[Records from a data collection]
^^^^
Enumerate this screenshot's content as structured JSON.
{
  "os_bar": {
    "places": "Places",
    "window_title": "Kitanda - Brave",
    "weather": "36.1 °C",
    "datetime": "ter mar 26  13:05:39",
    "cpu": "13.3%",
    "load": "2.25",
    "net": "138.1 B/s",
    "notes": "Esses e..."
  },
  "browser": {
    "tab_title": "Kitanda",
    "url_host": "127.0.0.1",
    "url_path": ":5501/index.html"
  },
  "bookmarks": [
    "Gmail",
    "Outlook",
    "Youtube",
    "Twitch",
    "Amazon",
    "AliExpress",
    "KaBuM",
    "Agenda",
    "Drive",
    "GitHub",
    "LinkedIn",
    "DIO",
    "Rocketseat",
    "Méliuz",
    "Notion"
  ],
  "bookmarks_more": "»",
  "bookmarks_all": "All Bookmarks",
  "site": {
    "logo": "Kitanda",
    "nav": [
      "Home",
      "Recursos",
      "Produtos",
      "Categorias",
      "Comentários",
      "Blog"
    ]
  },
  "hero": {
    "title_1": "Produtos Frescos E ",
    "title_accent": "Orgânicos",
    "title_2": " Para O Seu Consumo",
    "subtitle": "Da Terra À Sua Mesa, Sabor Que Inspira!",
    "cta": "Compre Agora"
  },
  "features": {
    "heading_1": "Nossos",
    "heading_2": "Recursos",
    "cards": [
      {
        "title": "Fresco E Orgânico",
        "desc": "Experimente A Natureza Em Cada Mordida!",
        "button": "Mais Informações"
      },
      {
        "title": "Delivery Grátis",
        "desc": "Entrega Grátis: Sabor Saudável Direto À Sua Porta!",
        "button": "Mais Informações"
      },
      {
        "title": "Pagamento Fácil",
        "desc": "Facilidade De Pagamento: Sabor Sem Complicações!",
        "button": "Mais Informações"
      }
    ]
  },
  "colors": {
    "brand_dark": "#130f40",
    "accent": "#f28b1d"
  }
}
^^^^
_REQUIREMENTS_: Return the entries in full, keeping every line exactly as it is.

_EXPECTED ANSWER_:
Enumerate this screenshot's content as structured JSON.
{
  "os_bar": {
    "places": "Places",
    "window_title": "Kitanda - Brave",
    "weather": "36.1 °C",
    "datetime": "ter mar 26  13:05:39",
    "cpu": "13.3%",
    "load": "2.25",
    "net": "138.1 B/s",
    "notes": "Esses e..."
  },
  "browser": {
    "tab_title": "Kitanda",
    "url_host": "127.0.0.1",
    "url_path": ":5501/index.html"
  },
  "bookmarks": [
    "Gmail",
    "Outlook",
    "Youtube",
    "Twitch",
    "Amazon",
    "AliExpress",
    "KaBuM",
    "Agenda",
    "Drive",
    "GitHub",
    "LinkedIn",
    "DIO",
    "Rocketseat",
    "Méliuz",
    "Notion"
  ],
  "bookmarks_more": "»",
  "bookmarks_all": "All Bookmarks",
  "site": {
    "logo": "Kitanda",
    "nav": [
      "Home",
      "Recursos",
      "Produtos",
      "Categorias",
      "Comentários",
      "Blog"
    ]
  },
  "hero": {
    "title_1": "Produtos Frescos E ",
    "title_accent": "Orgânicos",
    "title_2": " Para O Seu Consumo",
    "subtitle": "Da Terra À Sua Mesa, Sabor Que Inspira!",
    "cta": "Compre Agora"
  },
  "features": {
    "heading_1": "Nossos",
    "heading_2": "Recursos",
    "cards": [
      {
        "title": "Fresco E Orgânico",
        "desc": "Experimente A Natureza Em Cada Mordida!",
        "button": "Mais Informações"
      },
      {
        "title": "Delivery Grátis",
        "desc": "Entrega Grátis: Sabor Saudável Direto À Sua Porta!",
        "button": "Mais Informações"
      },
      {
        "title": "Pagamento Fácil",
        "desc": "Facilidade De Pagamento: Sabor Sem Complicações!",
        "button": "Mais Informações"
      }
    ]
  },
  "colors": {
    "brand_dark": "#130f40",
    "accent": "#f28b1d"
  }
}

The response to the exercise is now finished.